(Problem description):
From the listing below, count the lines where the string "JSON" occurs. Give the number, with no other words.

(Dataset rows):

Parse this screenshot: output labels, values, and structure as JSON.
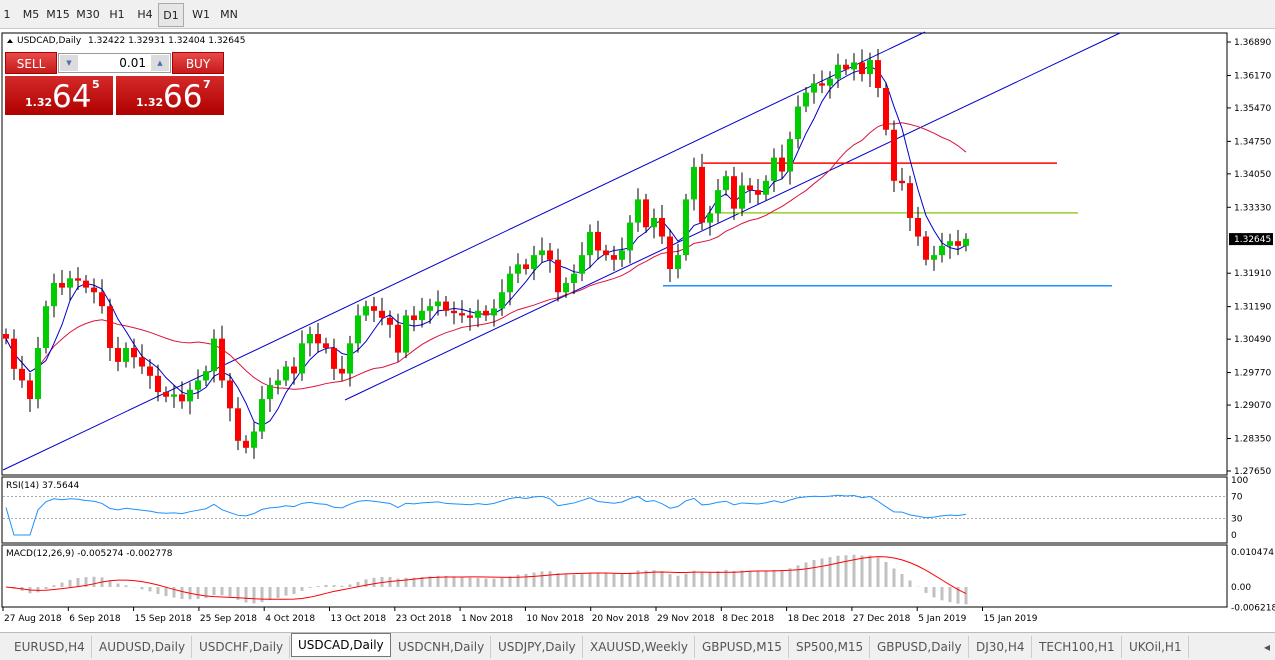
{
  "timeframes": [
    "1",
    "M5",
    "M15",
    "M30",
    "H1",
    "H4",
    "D1",
    "W1",
    "MN"
  ],
  "selected_timeframe": "D1",
  "chart": {
    "header": "USDCAD,Daily",
    "ohlc": "1.32422 1.32931 1.32404 1.32645",
    "current_price": "1.32645",
    "price_labels": [
      "1.36890",
      "1.36170",
      "1.35470",
      "1.34750",
      "1.34050",
      "1.33330",
      "1.31910",
      "1.31190",
      "1.30490",
      "1.29770",
      "1.29070",
      "1.28350",
      "1.27650"
    ],
    "price_range": [
      1.2765,
      1.3689
    ],
    "date_labels": [
      "27 Aug 2018",
      "6 Sep 2018",
      "15 Sep 2018",
      "25 Sep 2018",
      "4 Oct 2018",
      "13 Oct 2018",
      "23 Oct 2018",
      "1 Nov 2018",
      "10 Nov 2018",
      "20 Nov 2018",
      "29 Nov 2018",
      "8 Dec 2018",
      "18 Dec 2018",
      "27 Dec 2018",
      "5 Jan 2019",
      "15 Jan 2019"
    ],
    "closes": [
      1.305,
      1.2985,
      1.296,
      1.292,
      1.303,
      1.312,
      1.317,
      1.316,
      1.318,
      1.3175,
      1.316,
      1.315,
      1.312,
      1.303,
      1.3,
      1.303,
      1.301,
      1.299,
      1.297,
      1.2935,
      1.2925,
      1.293,
      1.2915,
      1.294,
      1.296,
      1.298,
      1.305,
      1.296,
      1.29,
      1.283,
      1.2815,
      1.285,
      1.292,
      1.295,
      1.296,
      1.299,
      1.2975,
      1.304,
      1.306,
      1.304,
      1.303,
      1.2985,
      1.2975,
      1.304,
      1.31,
      1.312,
      1.311,
      1.3095,
      1.308,
      1.302,
      1.31,
      1.309,
      1.311,
      1.312,
      1.313,
      1.311,
      1.3105,
      1.31,
      1.3095,
      1.311,
      1.31,
      1.3115,
      1.315,
      1.319,
      1.321,
      1.32,
      1.323,
      1.324,
      1.322,
      1.315,
      1.317,
      1.319,
      1.323,
      1.328,
      1.324,
      1.323,
      1.322,
      1.324,
      1.33,
      1.335,
      1.329,
      1.331,
      1.327,
      1.32,
      1.323,
      1.335,
      1.342,
      1.33,
      1.332,
      1.337,
      1.34,
      1.333,
      1.338,
      1.337,
      1.336,
      1.339,
      1.344,
      1.341,
      1.348,
      1.355,
      1.358,
      1.36,
      1.3595,
      1.361,
      1.364,
      1.363,
      1.3645,
      1.362,
      1.365,
      1.359,
      1.35,
      1.339,
      1.3385,
      1.331,
      1.327,
      1.322,
      1.323,
      1.325,
      1.326,
      1.325,
      1.3265
    ],
    "horizontal_levels": [
      {
        "price": 1.3428,
        "color": "#ff0000"
      },
      {
        "price": 1.3321,
        "color": "#9acd32"
      },
      {
        "price": 1.3164,
        "color": "#1e90ff"
      }
    ],
    "colors": {
      "bull": "#00cc00",
      "bear": "#ff0000",
      "ma_fast": "#0000cc",
      "ma_slow": "#dc143c",
      "channel": "#0000cc"
    }
  },
  "rsi": {
    "label": "RSI(14) 37.5644",
    "levels": [
      "100",
      "70",
      "30",
      "0"
    ],
    "color": "#1e90ff"
  },
  "macd": {
    "label": "MACD(12,26,9) -0.005274 -0.002778",
    "levels": [
      "0.010474",
      "0.00",
      "-0.006218"
    ],
    "signal_color": "#ff0000",
    "hist_color": "#c0c0c0"
  },
  "trade_panel": {
    "sell": "SELL",
    "buy": "BUY",
    "lot": "0.01",
    "bid_prefix": "1.32",
    "bid_big": "64",
    "bid_sup": "5",
    "ask_prefix": "1.32",
    "ask_big": "66",
    "ask_sup": "7"
  },
  "tabs": [
    "EURUSD,H4",
    "AUDUSD,Daily",
    "USDCHF,Daily",
    "USDCAD,Daily",
    "USDCNH,Daily",
    "USDJPY,Daily",
    "XAUUSD,Weekly",
    "GBPUSD,M15",
    "SP500,M15",
    "GBPUSD,Daily",
    "DJ30,H4",
    "TECH100,H1",
    "UKOil,H1"
  ],
  "selected_tab": "USDCAD,Daily"
}
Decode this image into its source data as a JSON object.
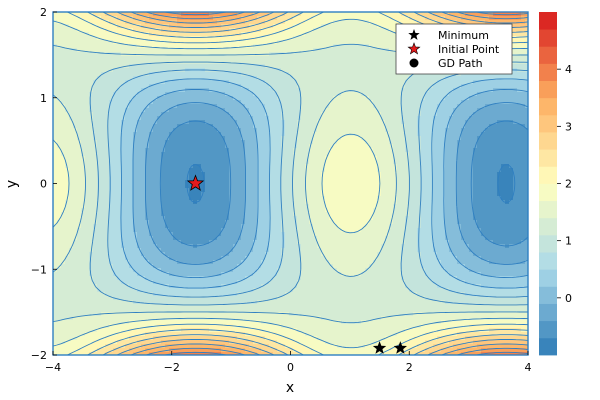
{
  "chart_data": {
    "type": "contour",
    "title": "",
    "xlabel": "x",
    "ylabel": "y",
    "xlim": [
      -4,
      4
    ],
    "ylim": [
      -2,
      2
    ],
    "x_ticks": [
      -4,
      -2,
      0,
      2,
      4
    ],
    "x_tick_labels": [
      "−4",
      "−2",
      "0",
      "2",
      "4"
    ],
    "y_ticks": [
      -2,
      -1,
      0,
      1,
      2
    ],
    "y_tick_labels": [
      "−2",
      "−1",
      "0",
      "1",
      "2"
    ],
    "grid": false,
    "legend_position": "top-right",
    "contour_levels": [
      -1.0,
      -0.7,
      -0.4,
      -0.1,
      0.2,
      0.5,
      0.8,
      1.1,
      1.4,
      1.7,
      2.0,
      2.3,
      2.6,
      2.9,
      3.2,
      3.5,
      3.8,
      4.1,
      4.4,
      4.7,
      5.0
    ],
    "colorbar": {
      "min": -1.0,
      "max": 5.0,
      "ticks": [
        0,
        1,
        2,
        3,
        4
      ],
      "tick_labels": [
        "0",
        "1",
        "2",
        "3",
        "4"
      ],
      "colormap": [
        "#2c7bb6",
        "#abd9e9",
        "#ffffbf",
        "#fdae61",
        "#d7191c"
      ]
    },
    "markers": {
      "minimum_points": [
        [
          1.5,
          -1.92
        ],
        [
          1.85,
          -1.92
        ]
      ],
      "initial_point": [
        -1.6,
        0.0
      ]
    },
    "legend": [
      {
        "label": "Minimum",
        "marker": "star",
        "color": "#000000"
      },
      {
        "label": "Initial Point",
        "marker": "star",
        "color": "#e41a1c"
      },
      {
        "label": "GD Path",
        "marker": "circle",
        "color": "#000000"
      }
    ]
  }
}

(Task answer):
2